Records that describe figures
[Start]

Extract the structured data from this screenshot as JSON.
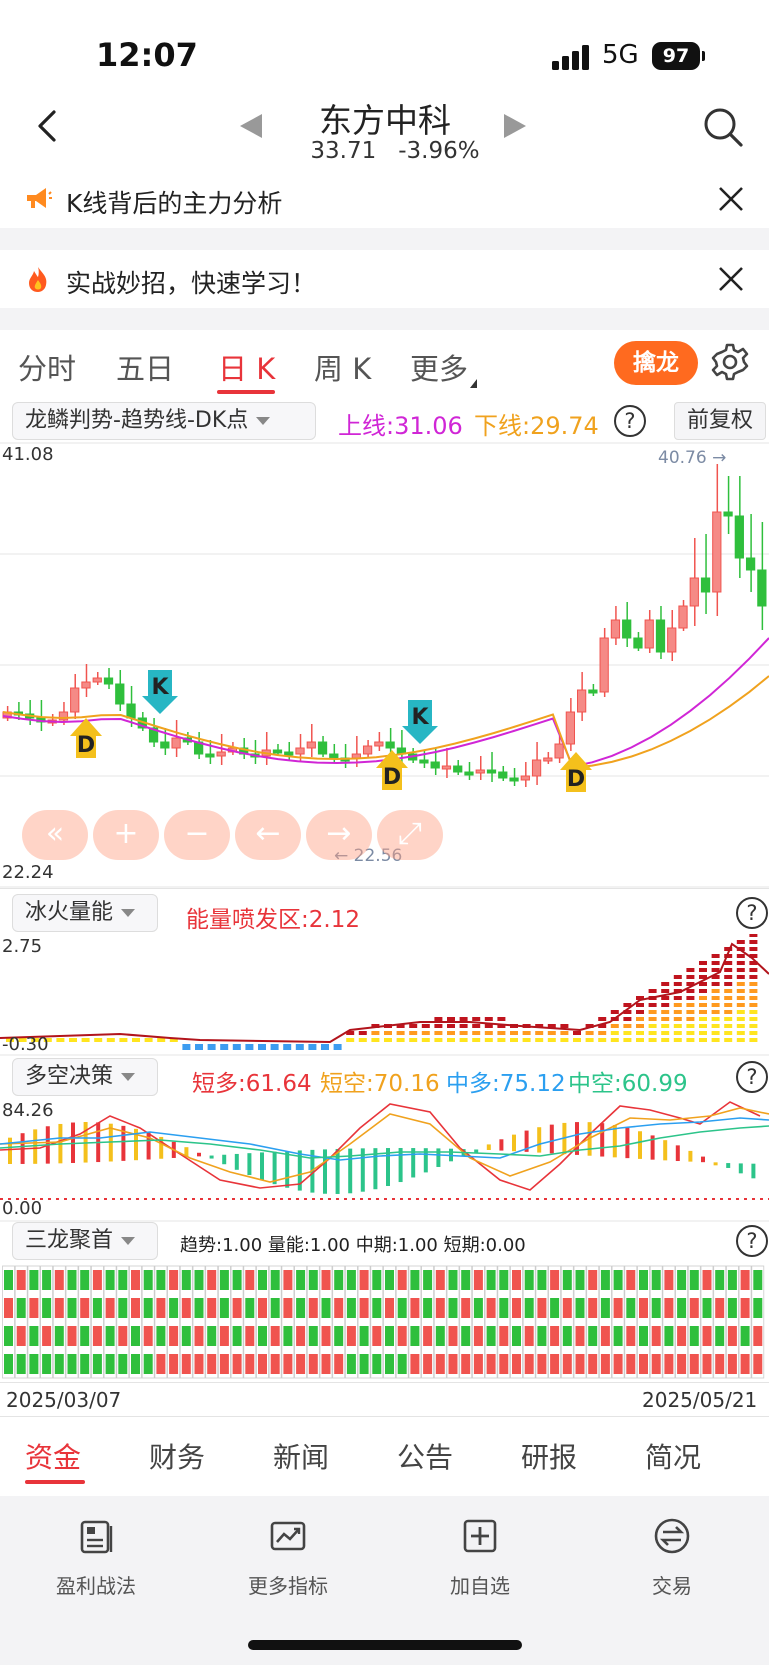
{
  "status": {
    "time": "12:07",
    "network": "5G",
    "battery": "97"
  },
  "header": {
    "stock_name": "东方中科",
    "price": "33.71",
    "change": "-3.96%"
  },
  "banners": [
    {
      "text": "K线背后的主力分析",
      "icon": "megaphone-icon"
    },
    {
      "text": "实战妙招，快速学习！",
      "icon": "fire-icon"
    }
  ],
  "tabs": [
    "分时",
    "五日",
    "日 K",
    "周 K",
    "更多"
  ],
  "active_tab": "日 K",
  "qinlong_label": "擒龙",
  "indicator": {
    "name": "龙鳞判势-趋势线-DK点",
    "upper": "上线:31.06",
    "lower": "下线:29.74",
    "adjust": "前复权"
  },
  "main_chart": {
    "y_max": "41.08",
    "y_min": "22.24",
    "high_marker": "40.76",
    "low_marker": "22.56",
    "signals": [
      "D",
      "K",
      "D",
      "K",
      "D"
    ]
  },
  "panels": [
    {
      "name": "冰火量能",
      "value": "能量喷发区:2.12",
      "y_max": "2.75",
      "y_min": "-0.30"
    },
    {
      "name": "多空决策",
      "values": [
        "短多:61.64",
        "短空:70.16",
        "中多:75.12",
        "中空:60.99"
      ],
      "y_max": "84.26",
      "y_min": "0.00"
    },
    {
      "name": "三龙聚首",
      "value": "趋势:1.00 量能:1.00 中期:1.00 短期:0.00"
    }
  ],
  "dates": {
    "start": "2025/03/07",
    "end": "2025/05/21"
  },
  "bottom_tabs": [
    "资金",
    "财务",
    "新闻",
    "公告",
    "研报",
    "简况"
  ],
  "toolbar": [
    {
      "label": "盈利战法",
      "icon": "article-icon"
    },
    {
      "label": "更多指标",
      "icon": "chart-icon"
    },
    {
      "label": "加自选",
      "icon": "add-icon"
    },
    {
      "label": "交易",
      "icon": "exchange-icon"
    }
  ],
  "colors": {
    "up": "#f0544f",
    "down": "#2fbf3c",
    "accent": "#e8343a",
    "upper_line": "#d026d6",
    "lower_line": "#f0a21e"
  }
}
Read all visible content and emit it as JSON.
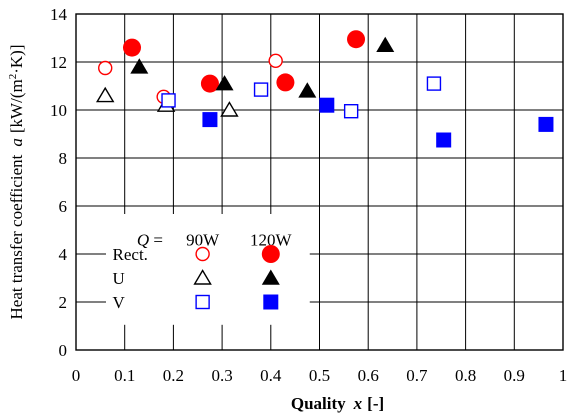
{
  "chart_data": {
    "type": "scatter",
    "xlabel": "Quality",
    "xlabel_symbol": "x",
    "xlabel_unit": "[-]",
    "ylabel": "Heat transfer coefficient",
    "ylabel_symbol": "a",
    "ylabel_unit_pre": "[kW/(m",
    "ylabel_unit_sup": "2",
    "ylabel_unit_post": "·K)]",
    "xlim": [
      0,
      1
    ],
    "ylim": [
      0,
      14
    ],
    "xticks": [
      "0",
      "0.1",
      "0.2",
      "0.3",
      "0.4",
      "0.5",
      "0.6",
      "0.7",
      "0.8",
      "0.9",
      "1"
    ],
    "yticks": [
      "0",
      "2",
      "4",
      "6",
      "8",
      "10",
      "12",
      "14"
    ],
    "grid": true,
    "legend": {
      "position": "bottom-left",
      "q_symbol": "Q",
      "q_eq": " =",
      "columns": [
        "90W",
        "120W"
      ],
      "rows": [
        "Rect.",
        "U",
        "V"
      ]
    },
    "colors": {
      "rect": "#ff0000",
      "u": "#000000",
      "v": "#0000ff"
    },
    "series": [
      {
        "name": "Rect. 90W",
        "marker": "circle-open",
        "color": "#ff0000",
        "points": [
          [
            0.06,
            11.75
          ],
          [
            0.18,
            10.55
          ],
          [
            0.41,
            12.05
          ]
        ]
      },
      {
        "name": "Rect. 120W",
        "marker": "circle-filled",
        "color": "#ff0000",
        "points": [
          [
            0.115,
            12.6
          ],
          [
            0.275,
            11.1
          ],
          [
            0.43,
            11.15
          ],
          [
            0.575,
            12.95
          ]
        ]
      },
      {
        "name": "U 90W",
        "marker": "triangle-open",
        "color": "#000000",
        "points": [
          [
            0.06,
            10.6
          ],
          [
            0.185,
            10.2
          ],
          [
            0.315,
            10.0
          ]
        ]
      },
      {
        "name": "U 120W",
        "marker": "triangle-filled",
        "color": "#000000",
        "points": [
          [
            0.13,
            11.8
          ],
          [
            0.305,
            11.1
          ],
          [
            0.475,
            10.8
          ],
          [
            0.635,
            12.7
          ]
        ]
      },
      {
        "name": "V 90W",
        "marker": "square-open",
        "color": "#0000ff",
        "points": [
          [
            0.19,
            10.4
          ],
          [
            0.38,
            10.85
          ],
          [
            0.565,
            9.95
          ],
          [
            0.735,
            11.1
          ]
        ]
      },
      {
        "name": "V 120W",
        "marker": "square-filled",
        "color": "#0000ff",
        "points": [
          [
            0.275,
            9.6
          ],
          [
            0.515,
            10.2
          ],
          [
            0.755,
            8.75
          ],
          [
            0.965,
            9.4
          ]
        ]
      }
    ]
  }
}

[End]

EXERCISE
Copy each line from the data above that includes "circle".

RESPONSE TO THE TASK
        "marker": "circle-open",
        "marker": "circle-filled",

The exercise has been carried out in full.